# [ENTRIES]

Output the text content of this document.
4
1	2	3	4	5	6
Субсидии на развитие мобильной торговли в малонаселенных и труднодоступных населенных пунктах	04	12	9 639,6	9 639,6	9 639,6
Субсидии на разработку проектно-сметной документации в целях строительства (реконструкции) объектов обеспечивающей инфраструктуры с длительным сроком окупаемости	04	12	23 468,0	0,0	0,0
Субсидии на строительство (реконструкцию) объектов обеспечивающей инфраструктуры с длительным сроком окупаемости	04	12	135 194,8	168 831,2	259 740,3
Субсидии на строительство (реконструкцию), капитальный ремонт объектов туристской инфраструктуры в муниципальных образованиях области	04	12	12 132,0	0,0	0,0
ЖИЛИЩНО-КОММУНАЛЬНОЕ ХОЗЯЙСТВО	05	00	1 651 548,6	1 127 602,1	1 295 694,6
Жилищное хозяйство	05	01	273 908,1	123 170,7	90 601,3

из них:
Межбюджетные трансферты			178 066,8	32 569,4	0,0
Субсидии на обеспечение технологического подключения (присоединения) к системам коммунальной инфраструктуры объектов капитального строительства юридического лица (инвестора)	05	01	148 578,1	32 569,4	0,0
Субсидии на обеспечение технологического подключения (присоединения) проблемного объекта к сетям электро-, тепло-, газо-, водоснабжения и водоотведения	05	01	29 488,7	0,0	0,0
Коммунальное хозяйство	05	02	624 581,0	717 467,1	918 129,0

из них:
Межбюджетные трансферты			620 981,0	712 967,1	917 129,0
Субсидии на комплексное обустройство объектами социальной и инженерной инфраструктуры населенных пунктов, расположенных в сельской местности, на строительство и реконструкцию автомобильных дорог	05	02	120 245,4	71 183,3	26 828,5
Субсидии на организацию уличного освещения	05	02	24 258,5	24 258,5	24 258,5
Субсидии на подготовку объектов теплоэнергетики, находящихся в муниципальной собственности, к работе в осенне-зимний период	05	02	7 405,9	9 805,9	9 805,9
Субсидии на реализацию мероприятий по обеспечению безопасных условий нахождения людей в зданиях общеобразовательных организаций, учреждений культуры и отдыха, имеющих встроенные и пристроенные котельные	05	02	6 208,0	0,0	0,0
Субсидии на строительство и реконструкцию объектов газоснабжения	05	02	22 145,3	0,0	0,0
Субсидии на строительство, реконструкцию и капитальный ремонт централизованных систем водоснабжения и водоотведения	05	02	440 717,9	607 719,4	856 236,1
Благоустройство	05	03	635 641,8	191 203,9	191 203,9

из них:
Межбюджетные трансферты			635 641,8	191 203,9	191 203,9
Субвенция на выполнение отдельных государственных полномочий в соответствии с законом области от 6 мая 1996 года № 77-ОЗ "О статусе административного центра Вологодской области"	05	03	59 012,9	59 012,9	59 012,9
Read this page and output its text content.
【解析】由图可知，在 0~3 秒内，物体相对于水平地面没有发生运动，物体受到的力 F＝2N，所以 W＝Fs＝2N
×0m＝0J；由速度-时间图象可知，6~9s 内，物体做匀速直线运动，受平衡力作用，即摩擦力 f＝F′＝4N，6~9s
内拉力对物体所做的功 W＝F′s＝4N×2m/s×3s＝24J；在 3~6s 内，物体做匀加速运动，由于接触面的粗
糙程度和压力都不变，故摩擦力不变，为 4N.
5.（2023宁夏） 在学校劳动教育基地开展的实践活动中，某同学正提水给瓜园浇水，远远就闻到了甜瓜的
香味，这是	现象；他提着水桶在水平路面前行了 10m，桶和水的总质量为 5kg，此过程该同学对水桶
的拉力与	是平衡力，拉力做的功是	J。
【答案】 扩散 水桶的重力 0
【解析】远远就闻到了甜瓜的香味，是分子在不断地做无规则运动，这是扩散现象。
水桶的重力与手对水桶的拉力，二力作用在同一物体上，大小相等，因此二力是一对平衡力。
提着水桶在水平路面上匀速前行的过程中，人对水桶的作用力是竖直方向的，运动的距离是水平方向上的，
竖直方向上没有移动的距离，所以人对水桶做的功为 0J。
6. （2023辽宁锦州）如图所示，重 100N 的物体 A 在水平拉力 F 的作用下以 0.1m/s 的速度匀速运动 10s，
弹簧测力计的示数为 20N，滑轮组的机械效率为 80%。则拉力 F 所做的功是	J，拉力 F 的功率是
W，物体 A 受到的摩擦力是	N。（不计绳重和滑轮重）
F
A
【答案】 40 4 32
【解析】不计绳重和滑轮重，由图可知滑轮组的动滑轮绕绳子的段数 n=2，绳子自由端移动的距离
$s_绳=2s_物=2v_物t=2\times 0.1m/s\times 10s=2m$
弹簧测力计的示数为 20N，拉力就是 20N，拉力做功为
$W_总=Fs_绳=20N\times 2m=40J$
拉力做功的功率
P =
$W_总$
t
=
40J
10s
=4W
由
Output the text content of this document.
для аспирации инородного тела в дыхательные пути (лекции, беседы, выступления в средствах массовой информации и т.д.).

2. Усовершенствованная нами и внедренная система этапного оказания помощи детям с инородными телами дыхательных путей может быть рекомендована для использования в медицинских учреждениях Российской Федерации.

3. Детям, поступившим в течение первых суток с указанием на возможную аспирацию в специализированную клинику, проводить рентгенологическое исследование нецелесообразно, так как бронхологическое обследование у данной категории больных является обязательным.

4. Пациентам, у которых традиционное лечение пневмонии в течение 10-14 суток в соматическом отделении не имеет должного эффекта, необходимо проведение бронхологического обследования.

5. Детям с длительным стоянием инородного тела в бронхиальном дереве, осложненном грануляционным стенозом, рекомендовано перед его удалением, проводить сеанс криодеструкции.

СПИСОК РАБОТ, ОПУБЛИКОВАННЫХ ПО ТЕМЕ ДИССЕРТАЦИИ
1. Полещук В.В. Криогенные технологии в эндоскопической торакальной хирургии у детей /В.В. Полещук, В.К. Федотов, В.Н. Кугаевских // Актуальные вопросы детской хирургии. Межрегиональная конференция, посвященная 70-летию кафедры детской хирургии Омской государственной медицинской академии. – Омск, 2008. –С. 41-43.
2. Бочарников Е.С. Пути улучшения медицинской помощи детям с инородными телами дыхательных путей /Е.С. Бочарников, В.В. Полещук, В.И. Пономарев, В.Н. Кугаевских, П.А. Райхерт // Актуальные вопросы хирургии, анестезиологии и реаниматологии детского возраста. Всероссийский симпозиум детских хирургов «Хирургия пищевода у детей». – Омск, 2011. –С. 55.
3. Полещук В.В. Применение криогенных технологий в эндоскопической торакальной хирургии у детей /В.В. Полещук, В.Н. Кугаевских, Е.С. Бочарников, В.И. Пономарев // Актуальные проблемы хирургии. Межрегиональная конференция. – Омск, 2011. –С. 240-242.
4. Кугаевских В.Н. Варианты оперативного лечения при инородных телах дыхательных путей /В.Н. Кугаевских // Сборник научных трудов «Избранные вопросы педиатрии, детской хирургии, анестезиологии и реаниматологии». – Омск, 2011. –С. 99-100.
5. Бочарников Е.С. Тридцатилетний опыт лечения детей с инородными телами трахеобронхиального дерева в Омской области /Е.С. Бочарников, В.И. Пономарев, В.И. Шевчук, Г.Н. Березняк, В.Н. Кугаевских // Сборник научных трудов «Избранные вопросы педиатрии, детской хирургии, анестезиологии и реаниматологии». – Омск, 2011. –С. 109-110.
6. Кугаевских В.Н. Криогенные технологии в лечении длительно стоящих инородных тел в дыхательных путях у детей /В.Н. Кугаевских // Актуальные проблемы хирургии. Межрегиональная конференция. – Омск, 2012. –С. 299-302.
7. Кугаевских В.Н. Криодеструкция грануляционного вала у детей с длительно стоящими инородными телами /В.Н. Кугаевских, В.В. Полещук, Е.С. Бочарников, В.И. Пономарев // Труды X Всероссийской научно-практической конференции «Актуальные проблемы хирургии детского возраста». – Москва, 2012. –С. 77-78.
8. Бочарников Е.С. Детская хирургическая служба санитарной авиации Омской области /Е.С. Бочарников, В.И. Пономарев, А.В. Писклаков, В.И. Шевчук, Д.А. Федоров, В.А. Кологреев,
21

# [THE PROBLEM]
Find each line holding the word "不计绳重和滑轮重" and copy it.

# [RESULT OF THIS TASK]
W，物体 A 受到的摩擦力是	N。（不计绳重和滑轮重）
【解析】不计绳重和滑轮重，由图可知滑轮组的动滑轮绕绳子的段数 n=2，绳子自由端移动的距离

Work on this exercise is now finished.